(Given instruction): Leave the pictures out, and retype all of the material exactly as written.

(Data to process):

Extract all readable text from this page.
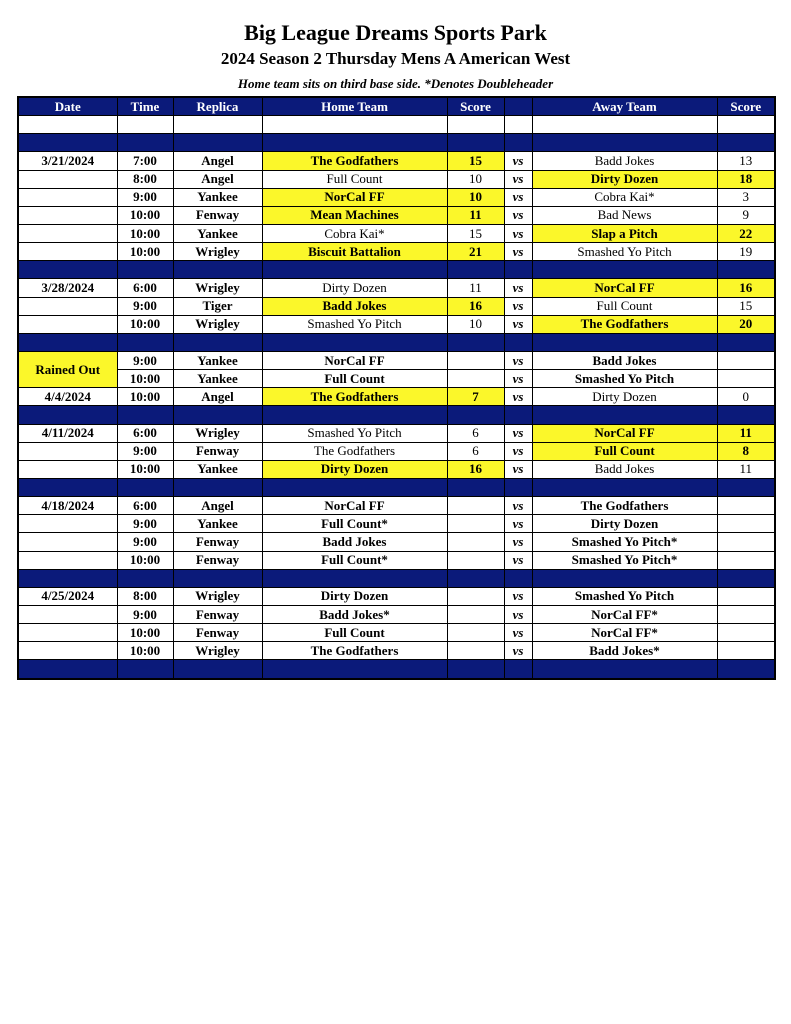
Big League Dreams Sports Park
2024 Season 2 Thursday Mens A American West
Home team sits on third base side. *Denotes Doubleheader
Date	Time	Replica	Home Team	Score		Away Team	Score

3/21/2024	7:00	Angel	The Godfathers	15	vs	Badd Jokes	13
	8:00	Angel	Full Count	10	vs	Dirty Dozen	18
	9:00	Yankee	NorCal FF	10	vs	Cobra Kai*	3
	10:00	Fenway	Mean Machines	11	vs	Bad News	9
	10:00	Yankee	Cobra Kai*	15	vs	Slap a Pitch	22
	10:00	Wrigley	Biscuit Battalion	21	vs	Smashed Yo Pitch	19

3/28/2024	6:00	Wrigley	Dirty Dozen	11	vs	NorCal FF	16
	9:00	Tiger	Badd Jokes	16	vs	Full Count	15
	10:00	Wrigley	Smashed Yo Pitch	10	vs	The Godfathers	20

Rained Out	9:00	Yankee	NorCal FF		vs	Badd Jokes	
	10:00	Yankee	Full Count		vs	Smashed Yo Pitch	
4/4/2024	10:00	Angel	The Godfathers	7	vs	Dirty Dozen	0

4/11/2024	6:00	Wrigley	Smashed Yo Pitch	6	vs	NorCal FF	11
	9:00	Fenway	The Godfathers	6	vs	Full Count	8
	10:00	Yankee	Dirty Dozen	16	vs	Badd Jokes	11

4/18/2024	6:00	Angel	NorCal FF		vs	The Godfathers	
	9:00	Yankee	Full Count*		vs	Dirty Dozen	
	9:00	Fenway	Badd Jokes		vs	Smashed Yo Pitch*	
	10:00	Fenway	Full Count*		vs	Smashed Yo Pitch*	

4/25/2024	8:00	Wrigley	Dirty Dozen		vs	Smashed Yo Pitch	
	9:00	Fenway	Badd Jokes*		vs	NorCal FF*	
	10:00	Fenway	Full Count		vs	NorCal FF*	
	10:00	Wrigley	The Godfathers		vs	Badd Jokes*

(Reply to the exercise):
Extract all readable text from this page.
Big League Dreams Sports Park
2024 Season 2 Thursday Mens A American West
Home team sits on third base side. *Denotes Doubleheader
Date	Time	Replica	Home Team	Score		Away Team	Score

3/21/2024	7:00	Angel	The Godfathers	15	vs	Badd Jokes	13
	8:00	Angel	Full Count	10	vs	Dirty Dozen	18
	9:00	Yankee	NorCal FF	10	vs	Cobra Kai*	3
	10:00	Fenway	Mean Machines	11	vs	Bad News	9
	10:00	Yankee	Cobra Kai*	15	vs	Slap a Pitch	22
	10:00	Wrigley	Biscuit Battalion	21	vs	Smashed Yo Pitch	19

3/28/2024	6:00	Wrigley	Dirty Dozen	11	vs	NorCal FF	16
	9:00	Tiger	Badd Jokes	16	vs	Full Count	15
	10:00	Wrigley	Smashed Yo Pitch	10	vs	The Godfathers	20

Rained Out	9:00	Yankee	NorCal FF		vs	Badd Jokes	
	10:00	Yankee	Full Count		vs	Smashed Yo Pitch	
4/4/2024	10:00	Angel	The Godfathers	7	vs	Dirty Dozen	0

4/11/2024	6:00	Wrigley	Smashed Yo Pitch	6	vs	NorCal FF	11
	9:00	Fenway	The Godfathers	6	vs	Full Count	8
	10:00	Yankee	Dirty Dozen	16	vs	Badd Jokes	11

4/18/2024	6:00	Angel	NorCal FF		vs	The Godfathers	
	9:00	Yankee	Full Count*		vs	Dirty Dozen	
	9:00	Fenway	Badd Jokes		vs	Smashed Yo Pitch*	
	10:00	Fenway	Full Count*		vs	Smashed Yo Pitch*	

4/25/2024	8:00	Wrigley	Dirty Dozen		vs	Smashed Yo Pitch	
	9:00	Fenway	Badd Jokes*		vs	NorCal FF*	
	10:00	Fenway	Full Count		vs	NorCal FF*	
	10:00	Wrigley	The Godfathers		vs	Badd Jokes*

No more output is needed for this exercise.